**Task goal:**
A line counts if it contains the word "Full" at least once. State how many such lines the records contain, giving the number alone.

**Records provided:**
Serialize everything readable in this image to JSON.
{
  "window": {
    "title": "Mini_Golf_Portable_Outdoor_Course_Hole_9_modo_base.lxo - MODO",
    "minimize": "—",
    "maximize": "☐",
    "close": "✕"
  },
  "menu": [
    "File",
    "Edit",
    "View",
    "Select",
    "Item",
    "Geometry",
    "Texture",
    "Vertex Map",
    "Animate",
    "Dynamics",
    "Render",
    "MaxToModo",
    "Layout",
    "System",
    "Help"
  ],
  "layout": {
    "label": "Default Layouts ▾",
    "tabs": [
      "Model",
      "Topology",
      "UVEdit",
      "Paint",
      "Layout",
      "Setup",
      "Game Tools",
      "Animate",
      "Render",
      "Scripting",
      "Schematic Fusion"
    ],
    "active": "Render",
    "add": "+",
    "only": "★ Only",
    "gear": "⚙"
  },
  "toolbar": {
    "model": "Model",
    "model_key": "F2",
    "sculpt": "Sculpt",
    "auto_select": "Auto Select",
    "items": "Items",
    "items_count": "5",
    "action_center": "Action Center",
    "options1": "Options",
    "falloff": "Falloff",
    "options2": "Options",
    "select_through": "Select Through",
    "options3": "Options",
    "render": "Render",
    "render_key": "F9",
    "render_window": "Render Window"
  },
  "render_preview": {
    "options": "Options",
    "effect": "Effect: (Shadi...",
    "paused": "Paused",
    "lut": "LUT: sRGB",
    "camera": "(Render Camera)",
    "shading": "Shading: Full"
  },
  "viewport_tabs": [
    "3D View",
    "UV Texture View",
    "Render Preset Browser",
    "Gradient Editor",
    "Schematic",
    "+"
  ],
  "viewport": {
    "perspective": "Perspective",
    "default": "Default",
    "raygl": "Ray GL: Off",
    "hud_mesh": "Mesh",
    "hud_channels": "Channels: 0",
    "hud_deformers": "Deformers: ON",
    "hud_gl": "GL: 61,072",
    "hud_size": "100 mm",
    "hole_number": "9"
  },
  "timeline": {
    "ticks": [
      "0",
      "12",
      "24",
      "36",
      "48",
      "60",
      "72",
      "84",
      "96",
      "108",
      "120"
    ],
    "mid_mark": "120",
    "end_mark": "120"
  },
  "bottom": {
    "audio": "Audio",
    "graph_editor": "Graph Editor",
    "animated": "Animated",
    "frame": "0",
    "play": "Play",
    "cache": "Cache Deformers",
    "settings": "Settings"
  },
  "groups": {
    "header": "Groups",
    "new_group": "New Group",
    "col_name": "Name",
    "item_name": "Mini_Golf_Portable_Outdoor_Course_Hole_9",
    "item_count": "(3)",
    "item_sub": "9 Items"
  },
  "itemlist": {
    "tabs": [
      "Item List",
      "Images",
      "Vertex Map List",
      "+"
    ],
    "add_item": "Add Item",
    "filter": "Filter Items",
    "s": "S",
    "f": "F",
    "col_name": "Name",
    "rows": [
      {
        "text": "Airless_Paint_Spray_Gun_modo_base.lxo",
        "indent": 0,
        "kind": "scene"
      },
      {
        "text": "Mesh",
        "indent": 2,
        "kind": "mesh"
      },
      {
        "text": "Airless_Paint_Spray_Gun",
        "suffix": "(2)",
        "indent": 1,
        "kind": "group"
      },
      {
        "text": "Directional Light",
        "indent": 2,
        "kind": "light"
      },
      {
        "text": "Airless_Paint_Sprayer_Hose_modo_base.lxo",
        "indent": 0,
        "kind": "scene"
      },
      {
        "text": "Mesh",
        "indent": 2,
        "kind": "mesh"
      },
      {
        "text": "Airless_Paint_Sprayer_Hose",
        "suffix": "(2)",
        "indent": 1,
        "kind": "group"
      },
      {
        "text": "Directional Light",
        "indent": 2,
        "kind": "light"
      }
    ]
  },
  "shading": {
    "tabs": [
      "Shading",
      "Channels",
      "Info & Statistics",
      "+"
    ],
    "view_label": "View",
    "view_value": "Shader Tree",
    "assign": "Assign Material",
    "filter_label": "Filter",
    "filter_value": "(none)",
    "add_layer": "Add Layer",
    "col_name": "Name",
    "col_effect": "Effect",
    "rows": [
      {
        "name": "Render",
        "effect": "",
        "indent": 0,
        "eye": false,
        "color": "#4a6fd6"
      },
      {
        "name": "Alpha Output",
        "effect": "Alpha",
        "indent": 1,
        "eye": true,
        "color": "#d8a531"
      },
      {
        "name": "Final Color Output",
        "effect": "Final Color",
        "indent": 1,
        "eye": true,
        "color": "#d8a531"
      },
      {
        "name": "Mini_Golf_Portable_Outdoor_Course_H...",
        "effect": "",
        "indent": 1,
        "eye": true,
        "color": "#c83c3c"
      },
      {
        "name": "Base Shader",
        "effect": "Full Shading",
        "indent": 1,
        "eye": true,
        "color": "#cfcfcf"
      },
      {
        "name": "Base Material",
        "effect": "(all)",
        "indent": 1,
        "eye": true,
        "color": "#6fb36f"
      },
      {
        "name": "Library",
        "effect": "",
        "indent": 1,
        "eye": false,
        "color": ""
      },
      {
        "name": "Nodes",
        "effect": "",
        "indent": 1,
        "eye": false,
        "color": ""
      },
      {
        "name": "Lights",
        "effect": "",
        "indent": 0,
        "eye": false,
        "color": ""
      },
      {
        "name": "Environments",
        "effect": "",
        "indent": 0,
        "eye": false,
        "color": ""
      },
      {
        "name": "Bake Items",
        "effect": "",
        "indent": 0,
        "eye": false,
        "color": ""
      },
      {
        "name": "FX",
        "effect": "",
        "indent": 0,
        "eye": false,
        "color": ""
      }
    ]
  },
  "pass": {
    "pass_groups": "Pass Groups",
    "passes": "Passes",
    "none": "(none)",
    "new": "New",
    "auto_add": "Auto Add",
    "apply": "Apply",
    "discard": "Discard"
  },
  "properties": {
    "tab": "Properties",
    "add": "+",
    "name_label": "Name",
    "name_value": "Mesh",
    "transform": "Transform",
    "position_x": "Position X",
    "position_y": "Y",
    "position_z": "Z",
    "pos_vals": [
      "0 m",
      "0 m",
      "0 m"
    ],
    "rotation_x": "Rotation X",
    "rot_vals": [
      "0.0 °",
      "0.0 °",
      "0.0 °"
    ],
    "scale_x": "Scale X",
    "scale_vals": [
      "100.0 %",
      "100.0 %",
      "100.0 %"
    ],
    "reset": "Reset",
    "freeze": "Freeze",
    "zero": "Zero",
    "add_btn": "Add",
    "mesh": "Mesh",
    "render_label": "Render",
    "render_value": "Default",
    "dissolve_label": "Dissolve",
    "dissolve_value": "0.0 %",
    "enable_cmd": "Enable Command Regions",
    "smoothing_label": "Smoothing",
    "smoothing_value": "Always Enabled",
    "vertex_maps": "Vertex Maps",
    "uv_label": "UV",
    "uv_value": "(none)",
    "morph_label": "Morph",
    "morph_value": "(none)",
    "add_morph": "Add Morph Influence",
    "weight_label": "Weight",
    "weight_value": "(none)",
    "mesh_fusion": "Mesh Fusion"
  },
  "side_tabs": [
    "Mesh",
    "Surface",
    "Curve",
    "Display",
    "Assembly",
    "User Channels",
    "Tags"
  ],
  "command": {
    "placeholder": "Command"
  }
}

**Complete answer:**
2